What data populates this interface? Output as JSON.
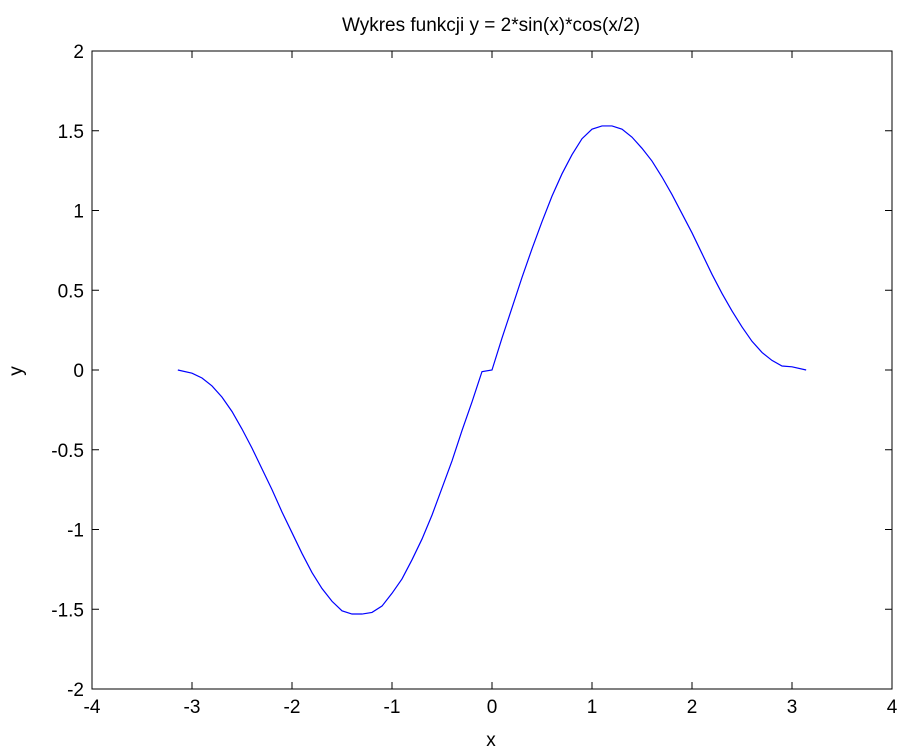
{
  "chart_data": {
    "type": "line",
    "title": "Wykres funkcji y = 2*sin(x)*cos(x/2)",
    "xlabel": "x",
    "ylabel": "y",
    "xlim": [
      -4,
      4
    ],
    "ylim": [
      -2,
      2
    ],
    "xticks": [
      -4,
      -3,
      -2,
      -1,
      0,
      1,
      2,
      3,
      4
    ],
    "yticks": [
      -2,
      -1.5,
      -1,
      -0.5,
      0,
      0.5,
      1,
      1.5,
      2
    ],
    "grid": false,
    "legend": "none",
    "series": [
      {
        "color": "#0000ff",
        "x": [
          -3.1416,
          -3.0,
          -2.9,
          -2.8,
          -2.7,
          -2.6,
          -2.5,
          -2.4,
          -2.3,
          -2.2,
          -2.1,
          -2.0,
          -1.9,
          -1.8,
          -1.7,
          -1.6,
          -1.5,
          -1.4,
          -1.3,
          -1.2,
          -1.1,
          -1.0,
          -0.9,
          -0.8,
          -0.7,
          -0.6,
          -0.5,
          -0.4,
          -0.3,
          -0.2,
          -0.1,
          0.0,
          0.1,
          0.2,
          0.3,
          0.4,
          0.5,
          0.6,
          0.7,
          0.8,
          0.9,
          1.0,
          1.1,
          1.2,
          1.3,
          1.4,
          1.5,
          1.6,
          1.7,
          1.8,
          1.9,
          2.0,
          2.1,
          2.2,
          2.3,
          2.4,
          2.5,
          2.6,
          2.7,
          2.8,
          2.9,
          3.0,
          3.1416
        ],
        "y": [
          0.0,
          -0.02,
          -0.05,
          -0.1,
          -0.17,
          -0.26,
          -0.37,
          -0.49,
          -0.62,
          -0.75,
          -0.89,
          -1.02,
          -1.15,
          -1.27,
          -1.37,
          -1.45,
          -1.51,
          -1.53,
          -1.53,
          -1.52,
          -1.48,
          -1.4,
          -1.31,
          -1.19,
          -1.06,
          -0.91,
          -0.74,
          -0.57,
          -0.38,
          -0.2,
          -0.01,
          0.0,
          0.2,
          0.39,
          0.58,
          0.76,
          0.93,
          1.09,
          1.23,
          1.35,
          1.45,
          1.51,
          1.53,
          1.53,
          1.51,
          1.46,
          1.39,
          1.31,
          1.21,
          1.1,
          0.98,
          0.86,
          0.73,
          0.6,
          0.48,
          0.37,
          0.27,
          0.18,
          0.11,
          0.06,
          0.025,
          0.02,
          0.0
        ]
      }
    ]
  }
}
++++++
Transcribe the complete set of entries verbatim. No pictures belong in the copy.

What data populates this interface? Output as JSON.
{
  "chart_data": {
    "type": "line",
    "title": "Wykres funkcji y = 2*sin(x)*cos(x/2)",
    "xlabel": "x",
    "ylabel": "y",
    "xlim": [
      -4,
      4
    ],
    "ylim": [
      -2,
      2
    ],
    "xticks": [
      -4,
      -3,
      -2,
      -1,
      0,
      1,
      2,
      3,
      4
    ],
    "yticks": [
      -2,
      -1.5,
      -1,
      -0.5,
      0,
      0.5,
      1,
      1.5,
      2
    ],
    "grid": false,
    "legend": "none",
    "series": [
      {
        "color": "#0000ff",
        "x": [
          -3.1416,
          -3.0,
          -2.9,
          -2.8,
          -2.7,
          -2.6,
          -2.5,
          -2.4,
          -2.3,
          -2.2,
          -2.1,
          -2.0,
          -1.9,
          -1.8,
          -1.7,
          -1.6,
          -1.5,
          -1.4,
          -1.3,
          -1.2,
          -1.1,
          -1.0,
          -0.9,
          -0.8,
          -0.7,
          -0.6,
          -0.5,
          -0.4,
          -0.3,
          -0.2,
          -0.1,
          0.0,
          0.1,
          0.2,
          0.3,
          0.4,
          0.5,
          0.6,
          0.7,
          0.8,
          0.9,
          1.0,
          1.1,
          1.2,
          1.3,
          1.4,
          1.5,
          1.6,
          1.7,
          1.8,
          1.9,
          2.0,
          2.1,
          2.2,
          2.3,
          2.4,
          2.5,
          2.6,
          2.7,
          2.8,
          2.9,
          3.0,
          3.1416
        ],
        "y": [
          0.0,
          -0.02,
          -0.05,
          -0.1,
          -0.17,
          -0.26,
          -0.37,
          -0.49,
          -0.62,
          -0.75,
          -0.89,
          -1.02,
          -1.15,
          -1.27,
          -1.37,
          -1.45,
          -1.51,
          -1.53,
          -1.53,
          -1.52,
          -1.48,
          -1.4,
          -1.31,
          -1.19,
          -1.06,
          -0.91,
          -0.74,
          -0.57,
          -0.38,
          -0.2,
          -0.01,
          0.0,
          0.2,
          0.39,
          0.58,
          0.76,
          0.93,
          1.09,
          1.23,
          1.35,
          1.45,
          1.51,
          1.53,
          1.53,
          1.51,
          1.46,
          1.39,
          1.31,
          1.21,
          1.1,
          0.98,
          0.86,
          0.73,
          0.6,
          0.48,
          0.37,
          0.27,
          0.18,
          0.11,
          0.06,
          0.025,
          0.02,
          0.0
        ]
      }
    ]
  }
}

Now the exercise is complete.